Stored data
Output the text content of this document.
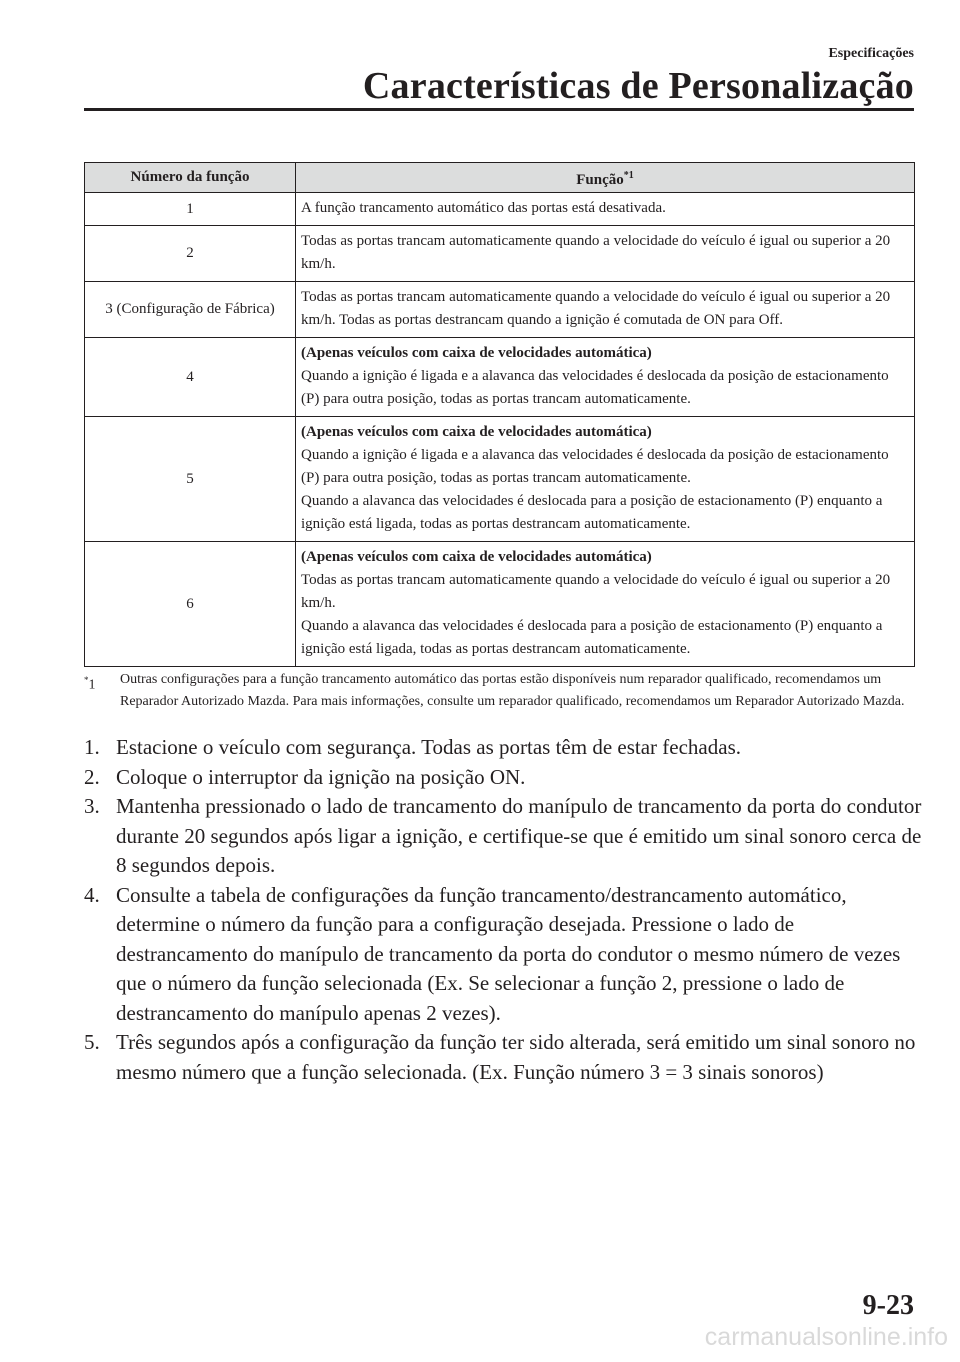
Especificações
Características de Personalização
Número da função	Função$^{*1}$
1	A função trancamento automático das portas está desativada.

2	Todas as portas trancam automaticamente quando a velocidade do veículo é igual ou superior a 20 km/h.

3 (Configuração de Fábrica)	Todas as portas trancam automaticamente quando a velocidade do veículo é igual ou superior a 20 km/h. Todas as portas destrancam quando a ignição é comutada de ON para Off.

4	(Apenas veículos com caixa de velocidades automática)
Quando a ignição é ligada e a alavanca das velocidades é deslocada da posição de estacionamento (P) para outra posição, todas as portas trancam automaticamente.

5	(Apenas veículos com caixa de velocidades automática)
Quando a ignição é ligada e a alavanca das velocidades é deslocada da posição de estacionamento (P) para outra posição, todas as portas trancam automaticamente.
Quando a alavanca das velocidades é deslocada para a posição de estacionamento (P) enquanto a ignição está ligada, todas as portas destrancam automaticamente.

6	(Apenas veículos com caixa de velocidades automática)
Todas as portas trancam automaticamente quando a velocidade do veículo é igual ou superior a 20 km/h.
Quando a alavanca das velocidades é deslocada para a posição de estacionamento (P) enquanto a ignição está ligada, todas as portas destrancam automaticamente.
*1 Outras configurações para a função trancamento automático das portas estão disponíveis num reparador qualificado, recomendamos um Reparador Autorizado Mazda. Para mais informações, consulte um reparador qualificado, recomendamos um Reparador Autorizado Mazda.
1. Estacione o veículo com segurança. Todas as portas têm de estar fechadas.
2. Coloque o interruptor da ignição na posição ON.
3. Mantenha pressionado o lado de trancamento do manípulo de trancamento da porta do condutor durante 20 segundos após ligar a ignição, e certifique-se que é emitido um sinal sonoro cerca de 8 segundos depois.
4. Consulte a tabela de configurações da função trancamento/destrancamento automático, determine o número da função para a configuração desejada. Pressione o lado de destrancamento do manípulo de trancamento da porta do condutor o mesmo número de vezes que o número da função selecionada (Ex. Se selecionar a função 2, pressione o lado de destrancamento do manípulo apenas 2 vezes).
5. Três segundos após a configuração da função ter sido alterada, será emitido um sinal sonoro no mesmo número que a função selecionada. (Ex. Função número 3 = 3 sinais sonoros)
9-23
carmanualsonline.info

WHAT THE TASK REQUIRES: Write out the listing word for word, omitting the pictures it holds.

SOLUTION TO THE EXERCISE:
Output the text content of this document.
Especificações
Características de Personalização
Número da função	Função$^{*1}$
1	A função trancamento automático das portas está desativada.

2	Todas as portas trancam automaticamente quando a velocidade do veículo é igual ou superior a 20 km/h.

3 (Configuração de Fábrica)	Todas as portas trancam automaticamente quando a velocidade do veículo é igual ou superior a 20 km/h. Todas as portas destrancam quando a ignição é comutada de ON para Off.

4	(Apenas veículos com caixa de velocidades automática)
Quando a ignição é ligada e a alavanca das velocidades é deslocada da posição de estacionamento (P) para outra posição, todas as portas trancam automaticamente.

5	(Apenas veículos com caixa de velocidades automática)
Quando a ignição é ligada e a alavanca das velocidades é deslocada da posição de estacionamento (P) para outra posição, todas as portas trancam automaticamente.
Quando a alavanca das velocidades é deslocada para a posição de estacionamento (P) enquanto a ignição está ligada, todas as portas destrancam automaticamente.

6	(Apenas veículos com caixa de velocidades automática)
Todas as portas trancam automaticamente quando a velocidade do veículo é igual ou superior a 20 km/h.
Quando a alavanca das velocidades é deslocada para a posição de estacionamento (P) enquanto a ignição está ligada, todas as portas destrancam automaticamente.
*1 Outras configurações para a função trancamento automático das portas estão disponíveis num reparador qualificado, recomendamos um Reparador Autorizado Mazda. Para mais informações, consulte um reparador qualificado, recomendamos um Reparador Autorizado Mazda.
1. Estacione o veículo com segurança. Todas as portas têm de estar fechadas.
2. Coloque o interruptor da ignição na posição ON.
3. Mantenha pressionado o lado de trancamento do manípulo de trancamento da porta do condutor durante 20 segundos após ligar a ignição, e certifique-se que é emitido um sinal sonoro cerca de 8 segundos depois.
4. Consulte a tabela de configurações da função trancamento/destrancamento automático, determine o número da função para a configuração desejada. Pressione o lado de destrancamento do manípulo de trancamento da porta do condutor o mesmo número de vezes que o número da função selecionada (Ex. Se selecionar a função 2, pressione o lado de destrancamento do manípulo apenas 2 vezes).
5. Três segundos após a configuração da função ter sido alterada, será emitido um sinal sonoro no mesmo número que a função selecionada. (Ex. Função número 3 = 3 sinais sonoros)
9-23
carmanualsonline.info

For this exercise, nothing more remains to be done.